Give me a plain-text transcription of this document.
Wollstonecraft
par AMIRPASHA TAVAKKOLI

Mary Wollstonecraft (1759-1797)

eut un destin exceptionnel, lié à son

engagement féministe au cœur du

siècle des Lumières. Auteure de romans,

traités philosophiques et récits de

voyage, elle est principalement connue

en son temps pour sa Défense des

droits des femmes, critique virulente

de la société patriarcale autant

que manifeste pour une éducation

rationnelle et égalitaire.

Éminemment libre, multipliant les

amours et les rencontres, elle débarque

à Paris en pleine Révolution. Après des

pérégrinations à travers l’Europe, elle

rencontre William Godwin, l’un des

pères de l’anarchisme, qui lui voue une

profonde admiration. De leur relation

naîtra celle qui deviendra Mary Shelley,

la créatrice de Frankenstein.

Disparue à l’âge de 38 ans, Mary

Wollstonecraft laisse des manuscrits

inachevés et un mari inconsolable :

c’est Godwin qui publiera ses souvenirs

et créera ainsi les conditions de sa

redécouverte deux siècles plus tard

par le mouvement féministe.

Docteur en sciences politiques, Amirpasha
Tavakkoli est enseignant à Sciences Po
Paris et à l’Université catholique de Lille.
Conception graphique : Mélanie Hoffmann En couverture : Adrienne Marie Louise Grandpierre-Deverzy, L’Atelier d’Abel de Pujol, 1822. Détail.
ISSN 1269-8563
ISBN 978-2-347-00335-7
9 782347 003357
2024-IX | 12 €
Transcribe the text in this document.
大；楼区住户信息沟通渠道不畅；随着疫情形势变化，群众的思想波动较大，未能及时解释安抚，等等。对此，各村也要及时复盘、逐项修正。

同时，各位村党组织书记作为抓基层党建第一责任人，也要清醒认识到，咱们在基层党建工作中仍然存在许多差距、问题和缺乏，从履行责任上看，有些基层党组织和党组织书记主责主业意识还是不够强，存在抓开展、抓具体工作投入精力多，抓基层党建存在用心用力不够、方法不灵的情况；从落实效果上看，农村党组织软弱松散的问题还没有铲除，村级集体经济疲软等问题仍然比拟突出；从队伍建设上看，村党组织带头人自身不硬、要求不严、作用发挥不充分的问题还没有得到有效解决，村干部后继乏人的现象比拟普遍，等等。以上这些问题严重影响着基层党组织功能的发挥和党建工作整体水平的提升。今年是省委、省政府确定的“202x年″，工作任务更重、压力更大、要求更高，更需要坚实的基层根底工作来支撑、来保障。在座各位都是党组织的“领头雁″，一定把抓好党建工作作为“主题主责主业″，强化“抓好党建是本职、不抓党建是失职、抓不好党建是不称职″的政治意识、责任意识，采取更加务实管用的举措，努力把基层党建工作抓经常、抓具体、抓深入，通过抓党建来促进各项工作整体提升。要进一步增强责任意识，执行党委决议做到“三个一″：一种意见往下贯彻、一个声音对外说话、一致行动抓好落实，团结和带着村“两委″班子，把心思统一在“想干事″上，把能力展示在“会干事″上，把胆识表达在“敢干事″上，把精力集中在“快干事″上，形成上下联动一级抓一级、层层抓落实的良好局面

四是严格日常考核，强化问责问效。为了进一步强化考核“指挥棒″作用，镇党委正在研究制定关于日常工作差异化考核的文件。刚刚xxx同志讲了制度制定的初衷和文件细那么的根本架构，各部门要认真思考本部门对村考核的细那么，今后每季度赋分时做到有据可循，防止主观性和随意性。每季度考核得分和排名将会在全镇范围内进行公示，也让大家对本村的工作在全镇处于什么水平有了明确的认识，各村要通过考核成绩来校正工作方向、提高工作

**What is needed**
Repeat exactly the lines from the line containing "Transcribe the text in this document." through the last line of the records above, including both, and nothing else.

**Exercise answer**
Transcribe the text in this document.
大；楼区住户信息沟通渠道不畅；随着疫情形势变化，群众的思想波动较大，未能及时解释安抚，等等。对此，各村也要及时复盘、逐项修正。

同时，各位村党组织书记作为抓基层党建第一责任人，也要清醒认识到，咱们在基层党建工作中仍然存在许多差距、问题和缺乏，从履行责任上看，有些基层党组织和党组织书记主责主业意识还是不够强，存在抓开展、抓具体工作投入精力多，抓基层党建存在用心用力不够、方法不灵的情况；从落实效果上看，农村党组织软弱松散的问题还没有铲除，村级集体经济疲软等问题仍然比拟突出；从队伍建设上看，村党组织带头人自身不硬、要求不严、作用发挥不充分的问题还没有得到有效解决，村干部后继乏人的现象比拟普遍，等等。以上这些问题严重影响着基层党组织功能的发挥和党建工作整体水平的提升。今年是省委、省政府确定的“202x年″，工作任务更重、压力更大、要求更高，更需要坚实的基层根底工作来支撑、来保障。在座各位都是党组织的“领头雁″，一定把抓好党建工作作为“主题主责主业″，强化“抓好党建是本职、不抓党建是失职、抓不好党建是不称职″的政治意识、责任意识，采取更加务实管用的举措，努力把基层党建工作抓经常、抓具体、抓深入，通过抓党建来促进各项工作整体提升。要进一步增强责任意识，执行党委决议做到“三个一″：一种意见往下贯彻、一个声音对外说话、一致行动抓好落实，团结和带着村“两委″班子，把心思统一在“想干事″上，把能力展示在“会干事″上，把胆识表达在“敢干事″上，把精力集中在“快干事″上，形成上下联动一级抓一级、层层抓落实的良好局面

四是严格日常考核，强化问责问效。为了进一步强化考核“指挥棒″作用，镇党委正在研究制定关于日常工作差异化考核的文件。刚刚xxx同志讲了制度制定的初衷和文件细那么的根本架构，各部门要认真思考本部门对村考核的细那么，今后每季度赋分时做到有据可循，防止主观性和随意性。每季度考核得分和排名将会在全镇范围内进行公示，也让大家对本村的工作在全镇处于什么水平有了明确的认识，各村要通过考核成绩来校正工作方向、提高工作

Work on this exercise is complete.